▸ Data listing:

---------------

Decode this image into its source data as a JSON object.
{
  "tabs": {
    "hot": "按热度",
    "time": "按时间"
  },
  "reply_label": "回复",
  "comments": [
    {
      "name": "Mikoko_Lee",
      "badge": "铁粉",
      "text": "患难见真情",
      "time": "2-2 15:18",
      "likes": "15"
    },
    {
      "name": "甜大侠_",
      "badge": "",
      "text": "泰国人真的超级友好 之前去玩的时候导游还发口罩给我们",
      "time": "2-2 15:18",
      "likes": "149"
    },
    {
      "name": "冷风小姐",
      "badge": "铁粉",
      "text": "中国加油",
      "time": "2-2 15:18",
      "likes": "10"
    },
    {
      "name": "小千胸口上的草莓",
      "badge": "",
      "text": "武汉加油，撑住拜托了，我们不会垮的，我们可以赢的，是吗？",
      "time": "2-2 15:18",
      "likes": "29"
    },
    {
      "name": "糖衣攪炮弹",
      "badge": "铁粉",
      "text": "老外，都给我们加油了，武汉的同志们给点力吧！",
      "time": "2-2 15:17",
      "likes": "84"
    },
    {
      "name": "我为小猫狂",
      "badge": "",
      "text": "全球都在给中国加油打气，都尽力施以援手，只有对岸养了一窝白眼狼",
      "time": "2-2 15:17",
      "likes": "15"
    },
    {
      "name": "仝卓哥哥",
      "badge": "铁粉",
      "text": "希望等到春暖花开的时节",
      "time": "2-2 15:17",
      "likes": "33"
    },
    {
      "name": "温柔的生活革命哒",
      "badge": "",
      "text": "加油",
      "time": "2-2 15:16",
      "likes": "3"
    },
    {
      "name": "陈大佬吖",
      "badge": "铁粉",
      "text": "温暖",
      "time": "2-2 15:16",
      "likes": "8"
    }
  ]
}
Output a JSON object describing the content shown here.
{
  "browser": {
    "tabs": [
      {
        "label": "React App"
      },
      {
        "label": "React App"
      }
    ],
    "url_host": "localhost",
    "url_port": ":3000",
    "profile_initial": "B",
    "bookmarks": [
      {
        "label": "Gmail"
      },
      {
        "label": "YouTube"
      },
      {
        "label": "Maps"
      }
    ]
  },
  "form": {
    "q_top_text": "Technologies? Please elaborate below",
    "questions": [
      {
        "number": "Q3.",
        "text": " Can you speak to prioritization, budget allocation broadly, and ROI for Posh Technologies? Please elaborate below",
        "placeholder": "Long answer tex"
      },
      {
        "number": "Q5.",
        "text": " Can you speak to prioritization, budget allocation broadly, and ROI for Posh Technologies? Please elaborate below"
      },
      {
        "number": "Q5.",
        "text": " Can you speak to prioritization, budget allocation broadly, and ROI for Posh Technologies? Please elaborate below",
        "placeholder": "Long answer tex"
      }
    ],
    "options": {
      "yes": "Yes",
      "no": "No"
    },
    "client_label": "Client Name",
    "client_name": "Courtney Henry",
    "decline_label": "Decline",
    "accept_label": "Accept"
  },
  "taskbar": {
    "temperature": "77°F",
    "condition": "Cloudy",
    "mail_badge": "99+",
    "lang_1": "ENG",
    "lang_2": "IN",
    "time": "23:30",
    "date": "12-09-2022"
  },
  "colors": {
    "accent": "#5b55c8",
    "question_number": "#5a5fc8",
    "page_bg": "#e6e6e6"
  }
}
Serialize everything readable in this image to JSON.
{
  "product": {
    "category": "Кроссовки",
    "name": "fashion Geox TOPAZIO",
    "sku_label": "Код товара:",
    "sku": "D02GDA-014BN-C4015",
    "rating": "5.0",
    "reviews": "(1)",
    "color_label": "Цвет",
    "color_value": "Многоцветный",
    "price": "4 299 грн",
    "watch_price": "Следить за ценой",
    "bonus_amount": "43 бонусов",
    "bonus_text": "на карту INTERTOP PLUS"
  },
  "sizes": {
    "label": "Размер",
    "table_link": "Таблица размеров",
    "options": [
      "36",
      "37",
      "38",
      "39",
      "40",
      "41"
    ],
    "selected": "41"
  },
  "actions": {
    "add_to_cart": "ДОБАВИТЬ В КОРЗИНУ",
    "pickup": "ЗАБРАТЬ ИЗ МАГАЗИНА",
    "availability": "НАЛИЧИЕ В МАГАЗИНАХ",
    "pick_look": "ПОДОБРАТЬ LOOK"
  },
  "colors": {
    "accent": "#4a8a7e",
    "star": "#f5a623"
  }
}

---------------

▸ Problem: Reproduce the full listing exactly.

▸ Correct response:
Decode this image into its source data as a JSON object.
{
  "tabs": {
    "hot": "按热度",
    "time": "按时间"
  },
  "reply_label": "回复",
  "comments": [
    {
      "name": "Mikoko_Lee",
      "badge": "铁粉",
      "text": "患难见真情",
      "time": "2-2 15:18",
      "likes": "15"
    },
    {
      "name": "甜大侠_",
      "badge": "",
      "text": "泰国人真的超级友好 之前去玩的时候导游还发口罩给我们",
      "time": "2-2 15:18",
      "likes": "149"
    },
    {
      "name": "冷风小姐",
      "badge": "铁粉",
      "text": "中国加油",
      "time": "2-2 15:18",
      "likes": "10"
    },
    {
      "name": "小千胸口上的草莓",
      "badge": "",
      "text": "武汉加油，撑住拜托了，我们不会垮的，我们可以赢的，是吗？",
      "time": "2-2 15:18",
      "likes": "29"
    },
    {
      "name": "糖衣攪炮弹",
      "badge": "铁粉",
      "text": "老外，都给我们加油了，武汉的同志们给点力吧！",
      "time": "2-2 15:17",
      "likes": "84"
    },
    {
      "name": "我为小猫狂",
      "badge": "",
      "text": "全球都在给中国加油打气，都尽力施以援手，只有对岸养了一窝白眼狼",
      "time": "2-2 15:17",
      "likes": "15"
    },
    {
      "name": "仝卓哥哥",
      "badge": "铁粉",
      "text": "希望等到春暖花开的时节",
      "time": "2-2 15:17",
      "likes": "33"
    },
    {
      "name": "温柔的生活革命哒",
      "badge": "",
      "text": "加油",
      "time": "2-2 15:16",
      "likes": "3"
    },
    {
      "name": "陈大佬吖",
      "badge": "铁粉",
      "text": "温暖",
      "time": "2-2 15:16",
      "likes": "8"
    }
  ]
}
Output a JSON object describing the content shown here.
{
  "browser": {
    "tabs": [
      {
        "label": "React App"
      },
      {
        "label": "React App"
      }
    ],
    "url_host": "localhost",
    "url_port": ":3000",
    "profile_initial": "B",
    "bookmarks": [
      {
        "label": "Gmail"
      },
      {
        "label": "YouTube"
      },
      {
        "label": "Maps"
      }
    ]
  },
  "form": {
    "q_top_text": "Technologies? Please elaborate below",
    "questions": [
      {
        "number": "Q3.",
        "text": " Can you speak to prioritization, budget allocation broadly, and ROI for Posh Technologies? Please elaborate below",
        "placeholder": "Long answer tex"
      },
      {
        "number": "Q5.",
        "text": " Can you speak to prioritization, budget allocation broadly, and ROI for Posh Technologies? Please elaborate below"
      },
      {
        "number": "Q5.",
        "text": " Can you speak to prioritization, budget allocation broadly, and ROI for Posh Technologies? Please elaborate below",
        "placeholder": "Long answer tex"
      }
    ],
    "options": {
      "yes": "Yes",
      "no": "No"
    },
    "client_label": "Client Name",
    "client_name": "Courtney Henry",
    "decline_label": "Decline",
    "accept_label": "Accept"
  },
  "taskbar": {
    "temperature": "77°F",
    "condition": "Cloudy",
    "mail_badge": "99+",
    "lang_1": "ENG",
    "lang_2": "IN",
    "time": "23:30",
    "date": "12-09-2022"
  },
  "colors": {
    "accent": "#5b55c8",
    "question_number": "#5a5fc8",
    "page_bg": "#e6e6e6"
  }
}
Serialize everything readable in this image to JSON.
{
  "product": {
    "category": "Кроссовки",
    "name": "fashion Geox TOPAZIO",
    "sku_label": "Код товара:",
    "sku": "D02GDA-014BN-C4015",
    "rating": "5.0",
    "reviews": "(1)",
    "color_label": "Цвет",
    "color_value": "Многоцветный",
    "price": "4 299 грн",
    "watch_price": "Следить за ценой",
    "bonus_amount": "43 бонусов",
    "bonus_text": "на карту INTERTOP PLUS"
  },
  "sizes": {
    "label": "Размер",
    "table_link": "Таблица размеров",
    "options": [
      "36",
      "37",
      "38",
      "39",
      "40",
      "41"
    ],
    "selected": "41"
  },
  "actions": {
    "add_to_cart": "ДОБАВИТЬ В КОРЗИНУ",
    "pickup": "ЗАБРАТЬ ИЗ МАГАЗИНА",
    "availability": "НАЛИЧИЕ В МАГАЗИНАХ",
    "pick_look": "ПОДОБРАТЬ LOOK"
  },
  "colors": {
    "accent": "#4a8a7e",
    "star": "#f5a623"
  }
}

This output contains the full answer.